Dataset excerpt:
▶
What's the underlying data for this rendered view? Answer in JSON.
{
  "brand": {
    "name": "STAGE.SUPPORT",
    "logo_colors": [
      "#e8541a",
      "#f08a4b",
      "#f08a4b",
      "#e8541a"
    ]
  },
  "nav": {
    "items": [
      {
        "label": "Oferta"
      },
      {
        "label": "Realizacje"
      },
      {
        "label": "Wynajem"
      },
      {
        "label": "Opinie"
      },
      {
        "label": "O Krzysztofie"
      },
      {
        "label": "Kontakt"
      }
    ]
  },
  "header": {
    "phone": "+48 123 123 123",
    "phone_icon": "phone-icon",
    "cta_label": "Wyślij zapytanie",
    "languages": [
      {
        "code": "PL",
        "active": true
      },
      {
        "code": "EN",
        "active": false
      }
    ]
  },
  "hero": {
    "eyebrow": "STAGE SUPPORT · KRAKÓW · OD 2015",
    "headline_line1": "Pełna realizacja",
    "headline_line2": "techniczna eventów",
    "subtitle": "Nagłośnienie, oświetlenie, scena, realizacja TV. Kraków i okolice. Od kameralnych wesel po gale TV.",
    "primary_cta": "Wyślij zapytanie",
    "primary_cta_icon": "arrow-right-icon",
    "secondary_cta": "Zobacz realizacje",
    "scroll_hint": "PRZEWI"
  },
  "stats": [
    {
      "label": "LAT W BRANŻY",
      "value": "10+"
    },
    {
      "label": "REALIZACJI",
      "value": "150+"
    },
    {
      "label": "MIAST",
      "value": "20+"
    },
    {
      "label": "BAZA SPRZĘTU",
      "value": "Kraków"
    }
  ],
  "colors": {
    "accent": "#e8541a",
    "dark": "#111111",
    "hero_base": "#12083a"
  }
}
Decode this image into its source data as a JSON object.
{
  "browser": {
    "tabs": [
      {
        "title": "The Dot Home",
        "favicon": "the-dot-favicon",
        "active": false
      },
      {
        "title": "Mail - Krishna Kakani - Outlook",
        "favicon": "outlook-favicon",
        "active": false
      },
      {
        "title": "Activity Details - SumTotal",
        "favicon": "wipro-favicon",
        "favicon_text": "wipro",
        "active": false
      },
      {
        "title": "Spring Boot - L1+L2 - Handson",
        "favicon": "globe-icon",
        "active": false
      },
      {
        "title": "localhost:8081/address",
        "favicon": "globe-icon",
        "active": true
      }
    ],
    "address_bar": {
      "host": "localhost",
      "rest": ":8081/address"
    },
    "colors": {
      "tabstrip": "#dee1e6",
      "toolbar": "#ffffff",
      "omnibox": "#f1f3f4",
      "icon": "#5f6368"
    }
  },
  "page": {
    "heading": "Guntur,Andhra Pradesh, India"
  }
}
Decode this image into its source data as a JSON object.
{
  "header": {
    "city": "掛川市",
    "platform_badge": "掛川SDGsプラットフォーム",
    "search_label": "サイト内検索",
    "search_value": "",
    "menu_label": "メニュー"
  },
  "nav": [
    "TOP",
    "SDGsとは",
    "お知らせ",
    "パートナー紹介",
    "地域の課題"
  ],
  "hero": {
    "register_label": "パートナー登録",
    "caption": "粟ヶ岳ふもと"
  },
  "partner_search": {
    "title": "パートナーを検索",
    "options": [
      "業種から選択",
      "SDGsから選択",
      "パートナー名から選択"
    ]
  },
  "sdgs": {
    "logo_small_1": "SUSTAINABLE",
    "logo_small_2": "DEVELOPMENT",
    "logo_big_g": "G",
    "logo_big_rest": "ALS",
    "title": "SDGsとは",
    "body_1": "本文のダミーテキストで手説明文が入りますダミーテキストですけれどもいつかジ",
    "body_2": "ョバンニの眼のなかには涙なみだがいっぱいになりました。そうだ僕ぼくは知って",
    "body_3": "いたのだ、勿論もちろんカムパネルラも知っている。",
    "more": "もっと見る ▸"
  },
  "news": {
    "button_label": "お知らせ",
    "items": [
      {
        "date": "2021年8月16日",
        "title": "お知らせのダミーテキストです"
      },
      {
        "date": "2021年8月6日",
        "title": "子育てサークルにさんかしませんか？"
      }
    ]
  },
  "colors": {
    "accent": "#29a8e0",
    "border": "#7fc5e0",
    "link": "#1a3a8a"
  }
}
◀
Goal of the exercise: From the records above, extract each line exactly as shown.

Written response:
What's the underlying data for this rendered view? Answer in JSON.
{
  "brand": {
    "name": "STAGE.SUPPORT",
    "logo_colors": [
      "#e8541a",
      "#f08a4b",
      "#f08a4b",
      "#e8541a"
    ]
  },
  "nav": {
    "items": [
      {
        "label": "Oferta"
      },
      {
        "label": "Realizacje"
      },
      {
        "label": "Wynajem"
      },
      {
        "label": "Opinie"
      },
      {
        "label": "O Krzysztofie"
      },
      {
        "label": "Kontakt"
      }
    ]
  },
  "header": {
    "phone": "+48 123 123 123",
    "phone_icon": "phone-icon",
    "cta_label": "Wyślij zapytanie",
    "languages": [
      {
        "code": "PL",
        "active": true
      },
      {
        "code": "EN",
        "active": false
      }
    ]
  },
  "hero": {
    "eyebrow": "STAGE SUPPORT · KRAKÓW · OD 2015",
    "headline_line1": "Pełna realizacja",
    "headline_line2": "techniczna eventów",
    "subtitle": "Nagłośnienie, oświetlenie, scena, realizacja TV. Kraków i okolice. Od kameralnych wesel po gale TV.",
    "primary_cta": "Wyślij zapytanie",
    "primary_cta_icon": "arrow-right-icon",
    "secondary_cta": "Zobacz realizacje",
    "scroll_hint": "PRZEWI"
  },
  "stats": [
    {
      "label": "LAT W BRANŻY",
      "value": "10+"
    },
    {
      "label": "REALIZACJI",
      "value": "150+"
    },
    {
      "label": "MIAST",
      "value": "20+"
    },
    {
      "label": "BAZA SPRZĘTU",
      "value": "Kraków"
    }
  ],
  "colors": {
    "accent": "#e8541a",
    "dark": "#111111",
    "hero_base": "#12083a"
  }
}
Decode this image into its source data as a JSON object.
{
  "browser": {
    "tabs": [
      {
        "title": "The Dot Home",
        "favicon": "the-dot-favicon",
        "active": false
      },
      {
        "title": "Mail - Krishna Kakani - Outlook",
        "favicon": "outlook-favicon",
        "active": false
      },
      {
        "title": "Activity Details - SumTotal",
        "favicon": "wipro-favicon",
        "favicon_text": "wipro",
        "active": false
      },
      {
        "title": "Spring Boot - L1+L2 - Handson",
        "favicon": "globe-icon",
        "active": false
      },
      {
        "title": "localhost:8081/address",
        "favicon": "globe-icon",
        "active": true
      }
    ],
    "address_bar": {
      "host": "localhost",
      "rest": ":8081/address"
    },
    "colors": {
      "tabstrip": "#dee1e6",
      "toolbar": "#ffffff",
      "omnibox": "#f1f3f4",
      "icon": "#5f6368"
    }
  },
  "page": {
    "heading": "Guntur,Andhra Pradesh, India"
  }
}
Decode this image into its source data as a JSON object.
{
  "header": {
    "city": "掛川市",
    "platform_badge": "掛川SDGsプラットフォーム",
    "search_label": "サイト内検索",
    "search_value": "",
    "menu_label": "メニュー"
  },
  "nav": [
    "TOP",
    "SDGsとは",
    "お知らせ",
    "パートナー紹介",
    "地域の課題"
  ],
  "hero": {
    "register_label": "パートナー登録",
    "caption": "粟ヶ岳ふもと"
  },
  "partner_search": {
    "title": "パートナーを検索",
    "options": [
      "業種から選択",
      "SDGsから選択",
      "パートナー名から選択"
    ]
  },
  "sdgs": {
    "logo_small_1": "SUSTAINABLE",
    "logo_small_2": "DEVELOPMENT",
    "logo_big_g": "G",
    "logo_big_rest": "ALS",
    "title": "SDGsとは",
    "body_1": "本文のダミーテキストで手説明文が入りますダミーテキストですけれどもいつかジ",
    "body_2": "ョバンニの眼のなかには涙なみだがいっぱいになりました。そうだ僕ぼくは知って",
    "body_3": "いたのだ、勿論もちろんカムパネルラも知っている。",
    "more": "もっと見る ▸"
  },
  "news": {
    "button_label": "お知らせ",
    "items": [
      {
        "date": "2021年8月16日",
        "title": "お知らせのダミーテキストです"
      },
      {
        "date": "2021年8月6日",
        "title": "子育てサークルにさんかしませんか？"
      }
    ]
  },
  "colors": {
    "accent": "#29a8e0",
    "border": "#7fc5e0",
    "link": "#1a3a8a"
  }
}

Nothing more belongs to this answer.